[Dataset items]
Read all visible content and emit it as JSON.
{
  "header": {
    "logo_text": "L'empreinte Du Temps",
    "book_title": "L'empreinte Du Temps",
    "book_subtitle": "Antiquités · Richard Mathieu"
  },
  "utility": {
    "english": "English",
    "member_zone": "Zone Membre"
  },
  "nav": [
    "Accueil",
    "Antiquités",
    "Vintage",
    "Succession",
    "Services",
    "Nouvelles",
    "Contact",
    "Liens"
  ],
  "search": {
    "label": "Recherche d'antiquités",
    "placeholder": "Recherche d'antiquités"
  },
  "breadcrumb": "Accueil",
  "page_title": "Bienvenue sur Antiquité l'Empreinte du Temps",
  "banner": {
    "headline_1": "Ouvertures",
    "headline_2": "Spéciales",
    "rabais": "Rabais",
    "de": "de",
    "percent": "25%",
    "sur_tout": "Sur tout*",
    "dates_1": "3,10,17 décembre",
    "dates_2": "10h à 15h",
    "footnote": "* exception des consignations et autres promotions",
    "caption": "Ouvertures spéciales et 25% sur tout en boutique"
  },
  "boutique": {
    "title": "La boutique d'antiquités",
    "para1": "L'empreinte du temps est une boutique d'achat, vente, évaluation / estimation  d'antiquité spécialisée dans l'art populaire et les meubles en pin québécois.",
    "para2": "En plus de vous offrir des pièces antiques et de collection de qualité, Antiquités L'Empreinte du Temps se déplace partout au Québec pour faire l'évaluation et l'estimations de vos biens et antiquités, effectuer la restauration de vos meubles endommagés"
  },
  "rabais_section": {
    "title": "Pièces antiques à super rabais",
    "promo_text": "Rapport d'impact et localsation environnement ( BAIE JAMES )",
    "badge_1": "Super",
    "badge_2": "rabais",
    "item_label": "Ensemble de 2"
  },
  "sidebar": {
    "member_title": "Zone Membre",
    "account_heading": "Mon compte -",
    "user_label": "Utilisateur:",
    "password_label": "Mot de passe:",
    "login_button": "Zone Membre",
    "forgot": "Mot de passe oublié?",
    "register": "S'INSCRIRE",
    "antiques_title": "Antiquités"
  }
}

Instructions to follow: Repeat the entries above exactly, leaving nothing out.

Output for this task:
Read all visible content and emit it as JSON.
{
  "header": {
    "logo_text": "L'empreinte Du Temps",
    "book_title": "L'empreinte Du Temps",
    "book_subtitle": "Antiquités · Richard Mathieu"
  },
  "utility": {
    "english": "English",
    "member_zone": "Zone Membre"
  },
  "nav": [
    "Accueil",
    "Antiquités",
    "Vintage",
    "Succession",
    "Services",
    "Nouvelles",
    "Contact",
    "Liens"
  ],
  "search": {
    "label": "Recherche d'antiquités",
    "placeholder": "Recherche d'antiquités"
  },
  "breadcrumb": "Accueil",
  "page_title": "Bienvenue sur Antiquité l'Empreinte du Temps",
  "banner": {
    "headline_1": "Ouvertures",
    "headline_2": "Spéciales",
    "rabais": "Rabais",
    "de": "de",
    "percent": "25%",
    "sur_tout": "Sur tout*",
    "dates_1": "3,10,17 décembre",
    "dates_2": "10h à 15h",
    "footnote": "* exception des consignations et autres promotions",
    "caption": "Ouvertures spéciales et 25% sur tout en boutique"
  },
  "boutique": {
    "title": "La boutique d'antiquités",
    "para1": "L'empreinte du temps est une boutique d'achat, vente, évaluation / estimation  d'antiquité spécialisée dans l'art populaire et les meubles en pin québécois.",
    "para2": "En plus de vous offrir des pièces antiques et de collection de qualité, Antiquités L'Empreinte du Temps se déplace partout au Québec pour faire l'évaluation et l'estimations de vos biens et antiquités, effectuer la restauration de vos meubles endommagés"
  },
  "rabais_section": {
    "title": "Pièces antiques à super rabais",
    "promo_text": "Rapport d'impact et localsation environnement ( BAIE JAMES )",
    "badge_1": "Super",
    "badge_2": "rabais",
    "item_label": "Ensemble de 2"
  },
  "sidebar": {
    "member_title": "Zone Membre",
    "account_heading": "Mon compte -",
    "user_label": "Utilisateur:",
    "password_label": "Mot de passe:",
    "login_button": "Zone Membre",
    "forgot": "Mot de passe oublié?",
    "register": "S'INSCRIRE",
    "antiques_title": "Antiquités"
  }
}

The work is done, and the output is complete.